STATED GOAL
Gather every line of the records that contains the string "close" and copy each of those lines unchanged.
********************
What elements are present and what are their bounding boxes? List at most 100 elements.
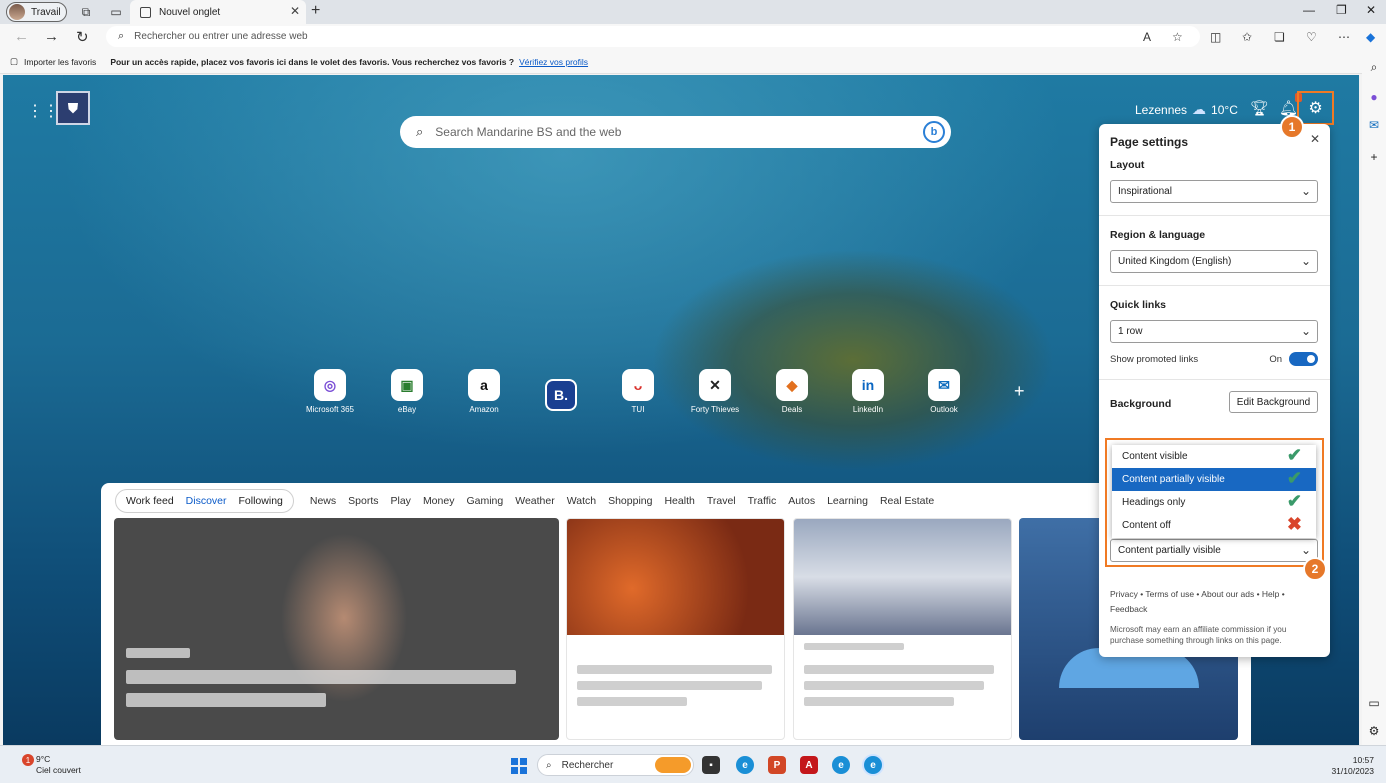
- favorite-star-icon[interactable]: ☆: [1172, 30, 1183, 44]
- tab-play[interactable]: Play: [385, 495, 417, 507]
- quick-links-label: Quick links: [1110, 299, 1167, 311]
- edit-background-button[interactable]: Edit Background: [1229, 391, 1318, 413]
- quick-links-select[interactable]: 1 row ⌄: [1110, 320, 1318, 343]
- quick-link[interactable]: ᴗ TUI: [602, 369, 674, 414]
- tab-gaming[interactable]: Gaming: [460, 495, 509, 507]
- taskbar-weather[interactable]: 1 9°C Ciel couvert: [22, 754, 81, 776]
- tab-new-tab[interactable]: Nouvel onglet ✕: [130, 0, 306, 24]
- annotation-badge-2: 2: [1303, 557, 1327, 581]
- quick-link[interactable]: in LinkedIn: [832, 369, 904, 414]
- edge-icon-active[interactable]: e: [864, 756, 882, 774]
- workspaces-icon[interactable]: ⧉: [78, 4, 94, 20]
- blurred-text: [126, 648, 190, 658]
- taskbar-search-label: Rechercher: [561, 759, 614, 771]
- tab-weather[interactable]: Weather: [509, 495, 561, 507]
- close-window-icon[interactable]: ✕: [1366, 3, 1376, 17]
- back-icon[interactable]: ←: [14, 28, 29, 45]
- more-options-icon[interactable]: ⋯: [1338, 30, 1350, 44]
- web-search-input[interactable]: ⌕ Search Mandarine BS and the web b: [400, 116, 951, 148]
- quick-link[interactable]: B.: [525, 379, 597, 415]
- profile-button[interactable]: Travail: [6, 2, 67, 22]
- acrobat-icon[interactable]: A: [800, 756, 818, 774]
- tab-sports[interactable]: Sports: [342, 495, 384, 507]
- blurred-text: [126, 693, 326, 707]
- bing-chat-icon[interactable]: b: [923, 121, 945, 143]
- promoted-links-label: Show promoted links: [1110, 354, 1199, 365]
- quick-link[interactable]: a Amazon: [448, 369, 520, 414]
- sidebar-search-icon[interactable]: ⌕: [1367, 60, 1381, 74]
- task-view-icon[interactable]: ▪: [702, 756, 720, 774]
- start-button[interactable]: [511, 758, 527, 774]
- favorites-message: Pour un accès rapide, placez vos favoris…: [110, 56, 515, 67]
- divider: [1099, 379, 1330, 380]
- promoted-links-toggle[interactable]: [1289, 352, 1318, 366]
- layout-label: Layout: [1110, 159, 1145, 171]
- minimize-icon[interactable]: —: [1303, 3, 1315, 17]
- search-highlight-icon: [655, 757, 691, 773]
- feed-card-large[interactable]: [114, 518, 559, 740]
- tab-travel[interactable]: Travel: [701, 495, 742, 507]
- tab-money[interactable]: Money: [417, 495, 461, 507]
- organization-logo[interactable]: ⛊: [56, 91, 90, 125]
- ebay-icon: ▣: [391, 369, 423, 401]
- address-input[interactable]: ⌕ Rechercher ou entrer une adresse web: [106, 26, 1200, 47]
- powerpoint-icon[interactable]: P: [768, 756, 786, 774]
- outlook-icon: ✉: [928, 369, 960, 401]
- clock[interactable]: 10:57 31/10/2023: [1322, 755, 1374, 777]
- copilot-icon[interactable]: ◆: [1366, 30, 1375, 44]
- collections-icon[interactable]: ❏: [1274, 30, 1285, 44]
- sidebar-add-icon[interactable]: +: [1367, 150, 1381, 164]
- quick-link[interactable]: ✉ Outlook: [908, 369, 980, 414]
- read-aloud-icon[interactable]: A: [1143, 30, 1151, 44]
- sidebar-settings-icon[interactable]: ⚙: [1367, 724, 1381, 738]
- weather-widget[interactable]: Lezennes ☁ 10°C: [1135, 101, 1238, 118]
- blurred-text: [126, 670, 516, 684]
- browser-essentials-icon[interactable]: ♡: [1306, 30, 1317, 44]
- feed-card[interactable]: [793, 518, 1012, 740]
- tab-following[interactable]: Following: [233, 495, 289, 507]
- tab-news[interactable]: News: [304, 495, 342, 507]
- tab-traffic[interactable]: Traffic: [742, 495, 783, 507]
- maximize-icon[interactable]: ❐: [1336, 3, 1347, 17]
- edge-icon-2[interactable]: e: [832, 756, 850, 774]
- new-tab-button[interactable]: +: [311, 2, 320, 20]
- feed-card[interactable]: [566, 518, 785, 740]
- layout-select[interactable]: Inspirational ⌄: [1110, 180, 1318, 203]
- edge-icon[interactable]: e: [736, 756, 754, 774]
- close-icon[interactable]: ✕: [1310, 132, 1320, 146]
- quick-link[interactable]: ▣ eBay: [371, 369, 443, 414]
- quick-link-label: Amazon: [469, 405, 499, 414]
- rewards-icon[interactable]: 🏆︎: [1250, 99, 1269, 117]
- sidebar-m365-icon[interactable]: ●: [1367, 90, 1381, 104]
- tab-learning[interactable]: Learning: [821, 495, 874, 507]
- refresh-icon[interactable]: ↻: [76, 28, 89, 46]
- quick-link[interactable]: ◆ Deals: [756, 369, 828, 414]
- forward-icon[interactable]: →: [44, 28, 59, 45]
- tab-autos[interactable]: Autos: [782, 495, 821, 507]
- quick-link[interactable]: ◎ Microsoft 365: [294, 369, 366, 414]
- favorites-bar: ▢ Importer les favoris Pour un accès rap…: [0, 50, 1362, 74]
- tab-discover[interactable]: Discover: [180, 495, 233, 507]
- split-screen-icon[interactable]: ◫: [1210, 30, 1221, 44]
- taskbar-search[interactable]: ⌕ Rechercher: [537, 754, 694, 776]
- favorites-icon[interactable]: ✩: [1242, 30, 1252, 44]
- close-tab-icon[interactable]: ✕: [290, 4, 300, 18]
- sidebar-panel-icon[interactable]: ▭: [1367, 696, 1381, 710]
- sidebar-outlook-icon[interactable]: ✉: [1367, 118, 1381, 132]
- tab-health[interactable]: Health: [658, 495, 700, 507]
- tab-shopping[interactable]: Shopping: [602, 495, 658, 507]
- tab-watch[interactable]: Watch: [561, 495, 602, 507]
- region-select[interactable]: United Kingdom (English) ⌄: [1110, 250, 1318, 273]
- tab-real-estate[interactable]: Real Estate: [874, 495, 940, 507]
- import-favorites-link[interactable]: Importer les favoris: [24, 57, 96, 67]
- tab-actions-icon[interactable]: ▭: [108, 4, 124, 20]
- quick-link[interactable]: ✕ Forty Thieves: [679, 369, 751, 414]
- feed-tabs: Work feed Discover Following News Sports…: [115, 489, 940, 513]
- new-tab-icon: [140, 6, 151, 18]
- check-profiles-link[interactable]: Vérifiez vos profils: [519, 57, 588, 67]
- avatar: [9, 4, 25, 20]
- add-quick-link-icon[interactable]: +: [1014, 381, 1025, 402]
- page-settings-button[interactable]: ⚙: [1297, 91, 1334, 125]
- tab-work-feed[interactable]: Work feed: [120, 495, 180, 507]
- footer-links[interactable]: Privacy • Terms of use • About our ads •…: [1110, 587, 1318, 617]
********************
RESPONSE TO THIS EXERCISE
- close-window-icon[interactable]: ✕: [1366, 3, 1376, 17]
- close-icon[interactable]: ✕: [1310, 132, 1320, 146]
- close-tab-icon[interactable]: ✕: [290, 4, 300, 18]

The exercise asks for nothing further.